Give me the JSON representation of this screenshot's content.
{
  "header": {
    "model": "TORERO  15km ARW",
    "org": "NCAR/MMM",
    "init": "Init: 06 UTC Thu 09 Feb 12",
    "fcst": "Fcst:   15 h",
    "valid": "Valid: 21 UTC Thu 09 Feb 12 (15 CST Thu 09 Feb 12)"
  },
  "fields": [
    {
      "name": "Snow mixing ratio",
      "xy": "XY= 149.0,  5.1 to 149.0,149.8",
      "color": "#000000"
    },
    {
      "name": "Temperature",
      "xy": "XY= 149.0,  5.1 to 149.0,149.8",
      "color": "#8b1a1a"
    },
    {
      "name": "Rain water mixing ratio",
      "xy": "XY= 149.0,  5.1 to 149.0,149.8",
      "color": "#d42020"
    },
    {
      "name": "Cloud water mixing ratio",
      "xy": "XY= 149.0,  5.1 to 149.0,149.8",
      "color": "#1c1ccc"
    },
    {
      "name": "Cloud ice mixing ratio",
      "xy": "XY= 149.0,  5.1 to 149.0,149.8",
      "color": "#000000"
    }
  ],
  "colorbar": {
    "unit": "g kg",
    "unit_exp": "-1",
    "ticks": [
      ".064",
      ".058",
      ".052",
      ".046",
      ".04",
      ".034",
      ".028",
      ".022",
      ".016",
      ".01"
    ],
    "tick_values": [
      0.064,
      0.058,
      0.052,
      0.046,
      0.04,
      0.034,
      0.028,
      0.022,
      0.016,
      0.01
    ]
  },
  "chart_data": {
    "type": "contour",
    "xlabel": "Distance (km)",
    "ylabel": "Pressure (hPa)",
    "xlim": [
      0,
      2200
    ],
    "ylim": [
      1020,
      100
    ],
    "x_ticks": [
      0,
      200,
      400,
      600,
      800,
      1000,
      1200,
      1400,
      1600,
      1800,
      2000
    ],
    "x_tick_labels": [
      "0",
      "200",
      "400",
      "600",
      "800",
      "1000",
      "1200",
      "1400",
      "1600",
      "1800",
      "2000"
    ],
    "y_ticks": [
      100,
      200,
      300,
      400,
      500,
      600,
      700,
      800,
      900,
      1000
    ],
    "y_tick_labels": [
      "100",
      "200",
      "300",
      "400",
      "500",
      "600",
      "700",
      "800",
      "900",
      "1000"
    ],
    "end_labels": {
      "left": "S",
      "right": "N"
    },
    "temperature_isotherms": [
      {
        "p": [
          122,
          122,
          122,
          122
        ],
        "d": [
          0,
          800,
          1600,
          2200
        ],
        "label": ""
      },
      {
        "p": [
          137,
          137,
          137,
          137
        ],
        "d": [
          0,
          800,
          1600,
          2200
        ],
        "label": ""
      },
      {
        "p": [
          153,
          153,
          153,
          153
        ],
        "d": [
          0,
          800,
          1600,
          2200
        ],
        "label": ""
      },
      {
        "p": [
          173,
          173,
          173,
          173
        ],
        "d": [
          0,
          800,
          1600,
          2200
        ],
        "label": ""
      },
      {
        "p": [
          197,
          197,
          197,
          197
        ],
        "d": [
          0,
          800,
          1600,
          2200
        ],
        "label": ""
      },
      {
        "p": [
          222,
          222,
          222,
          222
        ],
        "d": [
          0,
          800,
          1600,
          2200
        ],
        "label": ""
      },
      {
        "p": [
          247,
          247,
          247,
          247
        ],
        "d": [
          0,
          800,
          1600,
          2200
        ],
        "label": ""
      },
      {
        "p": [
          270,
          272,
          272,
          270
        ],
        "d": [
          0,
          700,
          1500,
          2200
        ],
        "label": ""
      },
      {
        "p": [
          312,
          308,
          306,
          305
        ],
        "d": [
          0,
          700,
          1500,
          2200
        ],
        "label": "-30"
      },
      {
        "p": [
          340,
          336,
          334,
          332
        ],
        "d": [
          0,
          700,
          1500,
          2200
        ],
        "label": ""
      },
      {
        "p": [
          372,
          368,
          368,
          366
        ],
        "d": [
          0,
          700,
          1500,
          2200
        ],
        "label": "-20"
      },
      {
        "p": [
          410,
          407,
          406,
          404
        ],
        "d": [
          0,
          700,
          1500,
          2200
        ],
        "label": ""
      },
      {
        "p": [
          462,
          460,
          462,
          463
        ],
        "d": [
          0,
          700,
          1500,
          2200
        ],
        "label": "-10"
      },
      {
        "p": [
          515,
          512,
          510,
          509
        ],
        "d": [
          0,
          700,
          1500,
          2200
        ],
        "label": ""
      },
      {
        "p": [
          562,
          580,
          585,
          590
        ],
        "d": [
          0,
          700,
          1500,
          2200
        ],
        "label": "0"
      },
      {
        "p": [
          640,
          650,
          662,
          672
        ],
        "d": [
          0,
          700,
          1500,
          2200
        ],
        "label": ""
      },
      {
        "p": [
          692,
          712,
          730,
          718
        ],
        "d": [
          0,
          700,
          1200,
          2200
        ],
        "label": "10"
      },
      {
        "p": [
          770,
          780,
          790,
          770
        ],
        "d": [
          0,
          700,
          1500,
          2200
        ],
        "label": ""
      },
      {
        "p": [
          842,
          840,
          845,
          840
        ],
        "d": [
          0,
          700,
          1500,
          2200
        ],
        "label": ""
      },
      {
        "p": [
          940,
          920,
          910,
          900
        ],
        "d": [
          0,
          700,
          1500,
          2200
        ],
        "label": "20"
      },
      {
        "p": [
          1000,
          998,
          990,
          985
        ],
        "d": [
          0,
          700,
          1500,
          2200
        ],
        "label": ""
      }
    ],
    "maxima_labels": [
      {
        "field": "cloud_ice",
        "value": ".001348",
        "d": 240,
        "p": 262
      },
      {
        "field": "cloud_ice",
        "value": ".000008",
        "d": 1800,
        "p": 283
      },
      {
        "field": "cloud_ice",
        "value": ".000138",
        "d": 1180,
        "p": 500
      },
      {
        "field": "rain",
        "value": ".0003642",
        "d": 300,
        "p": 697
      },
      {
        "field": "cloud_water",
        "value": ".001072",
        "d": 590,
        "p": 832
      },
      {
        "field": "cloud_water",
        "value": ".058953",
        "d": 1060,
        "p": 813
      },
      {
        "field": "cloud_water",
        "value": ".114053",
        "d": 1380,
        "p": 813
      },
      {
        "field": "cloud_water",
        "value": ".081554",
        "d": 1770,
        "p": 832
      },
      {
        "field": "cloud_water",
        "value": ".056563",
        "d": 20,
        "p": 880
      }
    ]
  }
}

═══

### Aim of the task
Every entry must be retyped in full, exactly as given.

### Task response
Give me the JSON representation of this screenshot's content.
{
  "header": {
    "model": "TORERO  15km ARW",
    "org": "NCAR/MMM",
    "init": "Init: 06 UTC Thu 09 Feb 12",
    "fcst": "Fcst:   15 h",
    "valid": "Valid: 21 UTC Thu 09 Feb 12 (15 CST Thu 09 Feb 12)"
  },
  "fields": [
    {
      "name": "Snow mixing ratio",
      "xy": "XY= 149.0,  5.1 to 149.0,149.8",
      "color": "#000000"
    },
    {
      "name": "Temperature",
      "xy": "XY= 149.0,  5.1 to 149.0,149.8",
      "color": "#8b1a1a"
    },
    {
      "name": "Rain water mixing ratio",
      "xy": "XY= 149.0,  5.1 to 149.0,149.8",
      "color": "#d42020"
    },
    {
      "name": "Cloud water mixing ratio",
      "xy": "XY= 149.0,  5.1 to 149.0,149.8",
      "color": "#1c1ccc"
    },
    {
      "name": "Cloud ice mixing ratio",
      "xy": "XY= 149.0,  5.1 to 149.0,149.8",
      "color": "#000000"
    }
  ],
  "colorbar": {
    "unit": "g kg",
    "unit_exp": "-1",
    "ticks": [
      ".064",
      ".058",
      ".052",
      ".046",
      ".04",
      ".034",
      ".028",
      ".022",
      ".016",
      ".01"
    ],
    "tick_values": [
      0.064,
      0.058,
      0.052,
      0.046,
      0.04,
      0.034,
      0.028,
      0.022,
      0.016,
      0.01
    ]
  },
  "chart_data": {
    "type": "contour",
    "xlabel": "Distance (km)",
    "ylabel": "Pressure (hPa)",
    "xlim": [
      0,
      2200
    ],
    "ylim": [
      1020,
      100
    ],
    "x_ticks": [
      0,
      200,
      400,
      600,
      800,
      1000,
      1200,
      1400,
      1600,
      1800,
      2000
    ],
    "x_tick_labels": [
      "0",
      "200",
      "400",
      "600",
      "800",
      "1000",
      "1200",
      "1400",
      "1600",
      "1800",
      "2000"
    ],
    "y_ticks": [
      100,
      200,
      300,
      400,
      500,
      600,
      700,
      800,
      900,
      1000
    ],
    "y_tick_labels": [
      "100",
      "200",
      "300",
      "400",
      "500",
      "600",
      "700",
      "800",
      "900",
      "1000"
    ],
    "end_labels": {
      "left": "S",
      "right": "N"
    },
    "temperature_isotherms": [
      {
        "p": [
          122,
          122,
          122,
          122
        ],
        "d": [
          0,
          800,
          1600,
          2200
        ],
        "label": ""
      },
      {
        "p": [
          137,
          137,
          137,
          137
        ],
        "d": [
          0,
          800,
          1600,
          2200
        ],
        "label": ""
      },
      {
        "p": [
          153,
          153,
          153,
          153
        ],
        "d": [
          0,
          800,
          1600,
          2200
        ],
        "label": ""
      },
      {
        "p": [
          173,
          173,
          173,
          173
        ],
        "d": [
          0,
          800,
          1600,
          2200
        ],
        "label": ""
      },
      {
        "p": [
          197,
          197,
          197,
          197
        ],
        "d": [
          0,
          800,
          1600,
          2200
        ],
        "label": ""
      },
      {
        "p": [
          222,
          222,
          222,
          222
        ],
        "d": [
          0,
          800,
          1600,
          2200
        ],
        "label": ""
      },
      {
        "p": [
          247,
          247,
          247,
          247
        ],
        "d": [
          0,
          800,
          1600,
          2200
        ],
        "label": ""
      },
      {
        "p": [
          270,
          272,
          272,
          270
        ],
        "d": [
          0,
          700,
          1500,
          2200
        ],
        "label": ""
      },
      {
        "p": [
          312,
          308,
          306,
          305
        ],
        "d": [
          0,
          700,
          1500,
          2200
        ],
        "label": "-30"
      },
      {
        "p": [
          340,
          336,
          334,
          332
        ],
        "d": [
          0,
          700,
          1500,
          2200
        ],
        "label": ""
      },
      {
        "p": [
          372,
          368,
          368,
          366
        ],
        "d": [
          0,
          700,
          1500,
          2200
        ],
        "label": "-20"
      },
      {
        "p": [
          410,
          407,
          406,
          404
        ],
        "d": [
          0,
          700,
          1500,
          2200
        ],
        "label": ""
      },
      {
        "p": [
          462,
          460,
          462,
          463
        ],
        "d": [
          0,
          700,
          1500,
          2200
        ],
        "label": "-10"
      },
      {
        "p": [
          515,
          512,
          510,
          509
        ],
        "d": [
          0,
          700,
          1500,
          2200
        ],
        "label": ""
      },
      {
        "p": [
          562,
          580,
          585,
          590
        ],
        "d": [
          0,
          700,
          1500,
          2200
        ],
        "label": "0"
      },
      {
        "p": [
          640,
          650,
          662,
          672
        ],
        "d": [
          0,
          700,
          1500,
          2200
        ],
        "label": ""
      },
      {
        "p": [
          692,
          712,
          730,
          718
        ],
        "d": [
          0,
          700,
          1200,
          2200
        ],
        "label": "10"
      },
      {
        "p": [
          770,
          780,
          790,
          770
        ],
        "d": [
          0,
          700,
          1500,
          2200
        ],
        "label": ""
      },
      {
        "p": [
          842,
          840,
          845,
          840
        ],
        "d": [
          0,
          700,
          1500,
          2200
        ],
        "label": ""
      },
      {
        "p": [
          940,
          920,
          910,
          900
        ],
        "d": [
          0,
          700,
          1500,
          2200
        ],
        "label": "20"
      },
      {
        "p": [
          1000,
          998,
          990,
          985
        ],
        "d": [
          0,
          700,
          1500,
          2200
        ],
        "label": ""
      }
    ],
    "maxima_labels": [
      {
        "field": "cloud_ice",
        "value": ".001348",
        "d": 240,
        "p": 262
      },
      {
        "field": "cloud_ice",
        "value": ".000008",
        "d": 1800,
        "p": 283
      },
      {
        "field": "cloud_ice",
        "value": ".000138",
        "d": 1180,
        "p": 500
      },
      {
        "field": "rain",
        "value": ".0003642",
        "d": 300,
        "p": 697
      },
      {
        "field": "cloud_water",
        "value": ".001072",
        "d": 590,
        "p": 832
      },
      {
        "field": "cloud_water",
        "value": ".058953",
        "d": 1060,
        "p": 813
      },
      {
        "field": "cloud_water",
        "value": ".114053",
        "d": 1380,
        "p": 813
      },
      {
        "field": "cloud_water",
        "value": ".081554",
        "d": 1770,
        "p": 832
      },
      {
        "field": "cloud_water",
        "value": ".056563",
        "d": 20,
        "p": 880
      }
    ]
  }
}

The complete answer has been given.